■ What you have to do:
Drop the pictures from the entries below, then reproduce the rest exactly.

■ Exercise input:
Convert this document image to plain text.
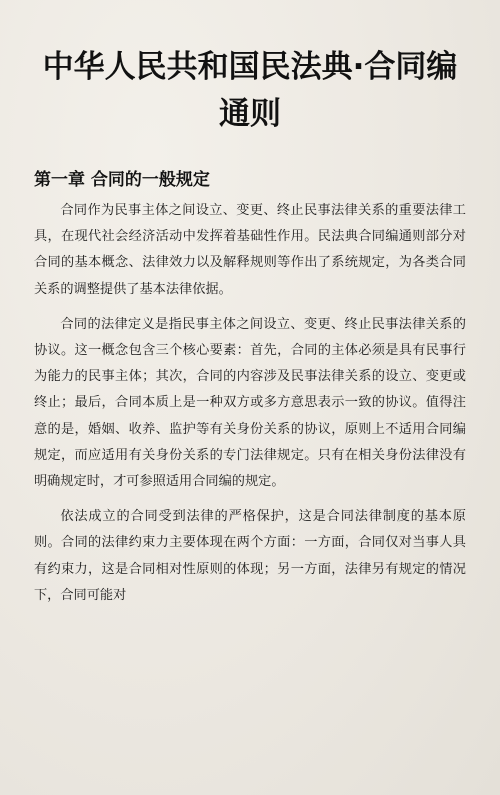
中华人民共和国民法典·合同编通则
第一章 合同的一般规定

合同作为民事主体之间设立、变更、终止民事法律关系的重要法律工具，在现代社会经济活动中发挥着基础性作用。民法典合同编通则部分对合同的基本概念、法律效力以及解释规则等作出了系统规定，为各类合同关系的调整提供了基本法律依据。

合同的法律定义是指民事主体之间设立、变更、终止民事法律关系的协议。这一概念包含三个核心要素：首先，合同的主体必须是具有民事行为能力的民事主体；其次，合同的内容涉及民事法律关系的设立、变更或终止；最后，合同本质上是一种双方或多方意思表示一致的协议。值得注意的是，婚姻、收养、监护等有关身份关系的协议，原则上不适用合同编规定，而应适用有关身份关系的专门法律规定。只有在相关身份法律没有明确规定时，才可参照适用合同编的规定。

依法成立的合同受到法律的严格保护，这是合同法律制度的基本原则。合同的法律约束力主要体现在两个方面：一方面，合同仅对当事人具有约束力，这是合同相对性原则的体现；另一方面，法律另有规定的情况下，合同可能对
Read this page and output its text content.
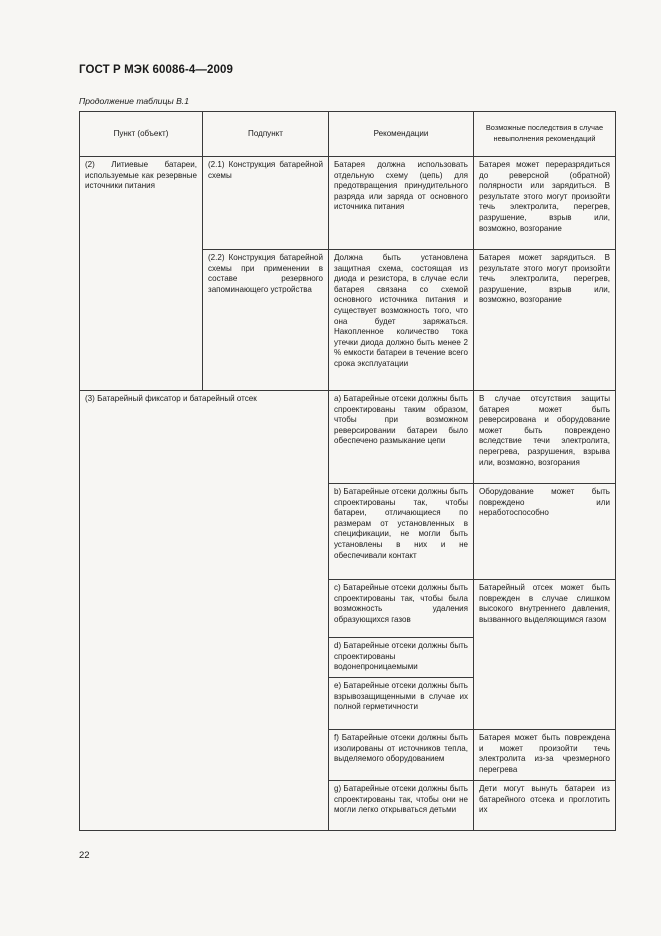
ГОСТ Р МЭК 60086-4—2009
Продолжение таблицы В.1
Пункт (объект)	Подпункт	Рекомендации	Возможные последствия в случае невыполнения рекомендаций
(2) Литиевые батареи, используемые как резервные источники питания	(2.1) Конструкция батарейной схемы	Батарея должна использовать отдельную схему (цепь) для предотвращения принудительного разряда или заряда от основного источника питания	Батарея может переразрядиться до реверсной (обратной) полярности или зарядиться. В результате этого могут произойти течь электролита, перегрев, разрушение, взрыв или, возможно, возгорание
	(2.2) Конструкция батарейной схемы при применении в составе резервного запоминающего устройства	Должна быть установлена защитная схема, состоящая из диода и резистора, в случае если батарея связана со схемой основного источника питания и существует возможность того, что она будет заряжаться. Накопленное количество тока утечки диода должно быть менее 2 % емкости батареи в течение всего срока эксплуатации	Батарея может зарядиться. В результате этого могут произойти течь электролита, перегрев, разрушение, взрыв или, возможно, возгорание
(3) Батарейный фиксатор и батарейный отсек		a) Батарейные отсеки должны быть спроектированы таким образом, чтобы при возможном реверсировании батареи было обеспечено размыкание цепи	В случае отсутствия защиты батарея может быть реверсирована и оборудование может быть повреждено вследствие течи электролита, перегрева, разрушения, взрыва или, возможно, возгорания
		b) Батарейные отсеки должны быть спроектированы так, чтобы батареи, отличающиеся по размерам от установленных в спецификации, не могли быть установлены в них и не обеспечивали контакт	Оборудование может быть повреждено или неработоспособно
		c) Батарейные отсеки должны быть спроектированы так, чтобы была возможность удаления образующихся газов	Батарейный отсек может быть поврежден в случае слишком высокого внутреннего давления, вызванного выделяющимся газом
		d) Батарейные отсеки должны быть спроектированы водонепроницаемыми	
		e) Батарейные отсеки должны быть взрывозащищенными в случае их полной герметичности	
		f) Батарейные отсеки должны быть изолированы от источников тепла, выделяемого оборудованием	Батарея может быть повреждена и может произойти течь электролита из-за чрезмерного перегрева
		g) Батарейные отсеки должны быть спроектированы так, чтобы они не могли легко открываться детьми	Дети могут вынуть батареи из батарейного отсека и проглотить их
22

■ Final answer:
Convert this document image to plain text.
中华人民共和国民法典·合同编通则
第一章 合同的一般规定

合同作为民事主体之间设立、变更、终止民事法律关系的重要法律工具，在现代社会经济活动中发挥着基础性作用。民法典合同编通则部分对合同的基本概念、法律效力以及解释规则等作出了系统规定，为各类合同关系的调整提供了基本法律依据。

合同的法律定义是指民事主体之间设立、变更、终止民事法律关系的协议。这一概念包含三个核心要素：首先，合同的主体必须是具有民事行为能力的民事主体；其次，合同的内容涉及民事法律关系的设立、变更或终止；最后，合同本质上是一种双方或多方意思表示一致的协议。值得注意的是，婚姻、收养、监护等有关身份关系的协议，原则上不适用合同编规定，而应适用有关身份关系的专门法律规定。只有在相关身份法律没有明确规定时，才可参照适用合同编的规定。

依法成立的合同受到法律的严格保护，这是合同法律制度的基本原则。合同的法律约束力主要体现在两个方面：一方面，合同仅对当事人具有约束力，这是合同相对性原则的体现；另一方面，法律另有规定的情况下，合同可能对
Read this page and output its text content.
ГОСТ Р МЭК 60086-4—2009
Продолжение таблицы В.1
Пункт (объект)	Подпункт	Рекомендации	Возможные последствия в случае невыполнения рекомендаций
(2) Литиевые батареи, используемые как резервные источники питания	(2.1) Конструкция батарейной схемы	Батарея должна использовать отдельную схему (цепь) для предотвращения принудительного разряда или заряда от основного источника питания	Батарея может переразрядиться до реверсной (обратной) полярности или зарядиться. В результате этого могут произойти течь электролита, перегрев, разрушение, взрыв или, возможно, возгорание
	(2.2) Конструкция батарейной схемы при применении в составе резервного запоминающего устройства	Должна быть установлена защитная схема, состоящая из диода и резистора, в случае если батарея связана со схемой основного источника питания и существует возможность того, что она будет заряжаться. Накопленное количество тока утечки диода должно быть менее 2 % емкости батареи в течение всего срока эксплуатации	Батарея может зарядиться. В результате этого могут произойти течь электролита, перегрев, разрушение, взрыв или, возможно, возгорание
(3) Батарейный фиксатор и батарейный отсек		a) Батарейные отсеки должны быть спроектированы таким образом, чтобы при возможном реверсировании батареи было обеспечено размыкание цепи	В случае отсутствия защиты батарея может быть реверсирована и оборудование может быть повреждено вследствие течи электролита, перегрева, разрушения, взрыва или, возможно, возгорания
		b) Батарейные отсеки должны быть спроектированы так, чтобы батареи, отличающиеся по размерам от установленных в спецификации, не могли быть установлены в них и не обеспечивали контакт	Оборудование может быть повреждено или неработоспособно
		c) Батарейные отсеки должны быть спроектированы так, чтобы была возможность удаления образующихся газов	Батарейный отсек может быть поврежден в случае слишком высокого внутреннего давления, вызванного выделяющимся газом
		d) Батарейные отсеки должны быть спроектированы водонепроницаемыми	
		e) Батарейные отсеки должны быть взрывозащищенными в случае их полной герметичности	
		f) Батарейные отсеки должны быть изолированы от источников тепла, выделяемого оборудованием	Батарея может быть повреждена и может произойти течь электролита из-за чрезмерного перегрева
		g) Батарейные отсеки должны быть спроектированы так, чтобы они не могли легко открываться детьми	Дети могут вынуть батареи из батарейного отсека и проглотить их
22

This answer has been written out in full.